* [Written request]: Please copy all the lines that follow, word for word.

* [Material for this task]:
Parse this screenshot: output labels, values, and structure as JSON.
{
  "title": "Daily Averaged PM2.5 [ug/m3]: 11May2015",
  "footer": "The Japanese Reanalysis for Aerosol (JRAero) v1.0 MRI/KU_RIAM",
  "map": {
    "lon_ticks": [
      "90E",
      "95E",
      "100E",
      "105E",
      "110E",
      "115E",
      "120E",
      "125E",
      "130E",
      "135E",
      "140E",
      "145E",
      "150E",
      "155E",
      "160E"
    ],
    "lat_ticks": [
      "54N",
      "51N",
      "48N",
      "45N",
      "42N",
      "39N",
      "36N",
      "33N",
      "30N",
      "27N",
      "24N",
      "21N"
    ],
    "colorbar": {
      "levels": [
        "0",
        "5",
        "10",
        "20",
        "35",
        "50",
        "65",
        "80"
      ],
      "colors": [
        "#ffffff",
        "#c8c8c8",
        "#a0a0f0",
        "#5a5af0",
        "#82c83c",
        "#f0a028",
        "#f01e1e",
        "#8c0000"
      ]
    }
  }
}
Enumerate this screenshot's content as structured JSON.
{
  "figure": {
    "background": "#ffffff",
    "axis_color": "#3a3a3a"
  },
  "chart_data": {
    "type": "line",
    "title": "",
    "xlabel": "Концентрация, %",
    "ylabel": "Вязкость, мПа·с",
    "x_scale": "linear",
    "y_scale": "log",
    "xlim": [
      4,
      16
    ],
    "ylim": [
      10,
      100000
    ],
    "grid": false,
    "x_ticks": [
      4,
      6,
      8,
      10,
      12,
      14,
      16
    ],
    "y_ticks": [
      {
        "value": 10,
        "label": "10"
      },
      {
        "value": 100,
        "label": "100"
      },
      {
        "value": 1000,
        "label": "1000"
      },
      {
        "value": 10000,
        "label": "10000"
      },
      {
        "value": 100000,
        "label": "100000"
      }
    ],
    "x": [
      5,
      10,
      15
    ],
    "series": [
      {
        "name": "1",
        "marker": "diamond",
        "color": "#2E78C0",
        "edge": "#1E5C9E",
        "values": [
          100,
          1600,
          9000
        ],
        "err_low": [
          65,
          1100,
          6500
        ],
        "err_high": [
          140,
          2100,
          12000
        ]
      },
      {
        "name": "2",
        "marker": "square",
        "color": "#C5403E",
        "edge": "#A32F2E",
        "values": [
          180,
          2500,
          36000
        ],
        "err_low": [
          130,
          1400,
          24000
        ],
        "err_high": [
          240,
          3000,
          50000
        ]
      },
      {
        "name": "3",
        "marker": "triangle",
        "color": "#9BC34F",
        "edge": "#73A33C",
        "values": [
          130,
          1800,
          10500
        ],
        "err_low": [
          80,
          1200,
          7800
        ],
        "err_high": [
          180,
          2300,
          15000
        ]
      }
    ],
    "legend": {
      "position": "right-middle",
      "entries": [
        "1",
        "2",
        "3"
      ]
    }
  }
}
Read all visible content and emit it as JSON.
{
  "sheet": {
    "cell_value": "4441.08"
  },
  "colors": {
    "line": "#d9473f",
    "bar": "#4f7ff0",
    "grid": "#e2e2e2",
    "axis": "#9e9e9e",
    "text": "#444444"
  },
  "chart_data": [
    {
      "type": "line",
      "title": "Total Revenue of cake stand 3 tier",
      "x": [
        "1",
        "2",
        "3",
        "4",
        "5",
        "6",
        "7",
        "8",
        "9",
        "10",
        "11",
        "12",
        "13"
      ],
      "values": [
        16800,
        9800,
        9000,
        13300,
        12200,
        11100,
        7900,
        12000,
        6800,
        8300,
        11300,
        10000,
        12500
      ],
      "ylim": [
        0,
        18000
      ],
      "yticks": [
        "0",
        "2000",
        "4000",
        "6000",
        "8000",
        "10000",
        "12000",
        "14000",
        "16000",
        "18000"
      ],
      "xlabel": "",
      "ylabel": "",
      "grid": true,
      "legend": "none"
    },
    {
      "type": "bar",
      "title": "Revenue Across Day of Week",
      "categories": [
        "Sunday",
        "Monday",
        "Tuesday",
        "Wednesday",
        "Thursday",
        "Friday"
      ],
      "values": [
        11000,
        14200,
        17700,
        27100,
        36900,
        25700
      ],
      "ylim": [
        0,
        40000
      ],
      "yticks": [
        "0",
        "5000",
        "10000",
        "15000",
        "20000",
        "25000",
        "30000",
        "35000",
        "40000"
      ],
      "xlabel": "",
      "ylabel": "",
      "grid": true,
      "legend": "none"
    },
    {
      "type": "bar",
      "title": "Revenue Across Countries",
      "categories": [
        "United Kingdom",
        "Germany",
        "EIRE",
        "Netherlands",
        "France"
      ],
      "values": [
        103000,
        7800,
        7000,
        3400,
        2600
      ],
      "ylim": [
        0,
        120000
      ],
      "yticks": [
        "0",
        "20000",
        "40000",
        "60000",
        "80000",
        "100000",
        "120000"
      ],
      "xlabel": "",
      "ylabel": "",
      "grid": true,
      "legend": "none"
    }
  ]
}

* [Finished task]:
Parse this screenshot: output labels, values, and structure as JSON.
{
  "title": "Daily Averaged PM2.5 [ug/m3]: 11May2015",
  "footer": "The Japanese Reanalysis for Aerosol (JRAero) v1.0 MRI/KU_RIAM",
  "map": {
    "lon_ticks": [
      "90E",
      "95E",
      "100E",
      "105E",
      "110E",
      "115E",
      "120E",
      "125E",
      "130E",
      "135E",
      "140E",
      "145E",
      "150E",
      "155E",
      "160E"
    ],
    "lat_ticks": [
      "54N",
      "51N",
      "48N",
      "45N",
      "42N",
      "39N",
      "36N",
      "33N",
      "30N",
      "27N",
      "24N",
      "21N"
    ],
    "colorbar": {
      "levels": [
        "0",
        "5",
        "10",
        "20",
        "35",
        "50",
        "65",
        "80"
      ],
      "colors": [
        "#ffffff",
        "#c8c8c8",
        "#a0a0f0",
        "#5a5af0",
        "#82c83c",
        "#f0a028",
        "#f01e1e",
        "#8c0000"
      ]
    }
  }
}
Enumerate this screenshot's content as structured JSON.
{
  "figure": {
    "background": "#ffffff",
    "axis_color": "#3a3a3a"
  },
  "chart_data": {
    "type": "line",
    "title": "",
    "xlabel": "Концентрация, %",
    "ylabel": "Вязкость, мПа·с",
    "x_scale": "linear",
    "y_scale": "log",
    "xlim": [
      4,
      16
    ],
    "ylim": [
      10,
      100000
    ],
    "grid": false,
    "x_ticks": [
      4,
      6,
      8,
      10,
      12,
      14,
      16
    ],
    "y_ticks": [
      {
        "value": 10,
        "label": "10"
      },
      {
        "value": 100,
        "label": "100"
      },
      {
        "value": 1000,
        "label": "1000"
      },
      {
        "value": 10000,
        "label": "10000"
      },
      {
        "value": 100000,
        "label": "100000"
      }
    ],
    "x": [
      5,
      10,
      15
    ],
    "series": [
      {
        "name": "1",
        "marker": "diamond",
        "color": "#2E78C0",
        "edge": "#1E5C9E",
        "values": [
          100,
          1600,
          9000
        ],
        "err_low": [
          65,
          1100,
          6500
        ],
        "err_high": [
          140,
          2100,
          12000
        ]
      },
      {
        "name": "2",
        "marker": "square",
        "color": "#C5403E",
        "edge": "#A32F2E",
        "values": [
          180,
          2500,
          36000
        ],
        "err_low": [
          130,
          1400,
          24000
        ],
        "err_high": [
          240,
          3000,
          50000
        ]
      },
      {
        "name": "3",
        "marker": "triangle",
        "color": "#9BC34F",
        "edge": "#73A33C",
        "values": [
          130,
          1800,
          10500
        ],
        "err_low": [
          80,
          1200,
          7800
        ],
        "err_high": [
          180,
          2300,
          15000
        ]
      }
    ],
    "legend": {
      "position": "right-middle",
      "entries": [
        "1",
        "2",
        "3"
      ]
    }
  }
}
Read all visible content and emit it as JSON.
{
  "sheet": {
    "cell_value": "4441.08"
  },
  "colors": {
    "line": "#d9473f",
    "bar": "#4f7ff0",
    "grid": "#e2e2e2",
    "axis": "#9e9e9e",
    "text": "#444444"
  },
  "chart_data": [
    {
      "type": "line",
      "title": "Total Revenue of cake stand 3 tier",
      "x": [
        "1",
        "2",
        "3",
        "4",
        "5",
        "6",
        "7",
        "8",
        "9",
        "10",
        "11",
        "12",
        "13"
      ],
      "values": [
        16800,
        9800,
        9000,
        13300,
        12200,
        11100,
        7900,
        12000,
        6800,
        8300,
        11300,
        10000,
        12500
      ],
      "ylim": [
        0,
        18000
      ],
      "yticks": [
        "0",
        "2000",
        "4000",
        "6000",
        "8000",
        "10000",
        "12000",
        "14000",
        "16000",
        "18000"
      ],
      "xlabel": "",
      "ylabel": "",
      "grid": true,
      "legend": "none"
    },
    {
      "type": "bar",
      "title": "Revenue Across Day of Week",
      "categories": [
        "Sunday",
        "Monday",
        "Tuesday",
        "Wednesday",
        "Thursday",
        "Friday"
      ],
      "values": [
        11000,
        14200,
        17700,
        27100,
        36900,
        25700
      ],
      "ylim": [
        0,
        40000
      ],
      "yticks": [
        "0",
        "5000",
        "10000",
        "15000",
        "20000",
        "25000",
        "30000",
        "35000",
        "40000"
      ],
      "xlabel": "",
      "ylabel": "",
      "grid": true,
      "legend": "none"
    },
    {
      "type": "bar",
      "title": "Revenue Across Countries",
      "categories": [
        "United Kingdom",
        "Germany",
        "EIRE",
        "Netherlands",
        "France"
      ],
      "values": [
        103000,
        7800,
        7000,
        3400,
        2600
      ],
      "ylim": [
        0,
        120000
      ],
      "yticks": [
        "0",
        "20000",
        "40000",
        "60000",
        "80000",
        "100000",
        "120000"
      ],
      "xlabel": "",
      "ylabel": "",
      "grid": true,
      "legend": "none"
    }
  ]
}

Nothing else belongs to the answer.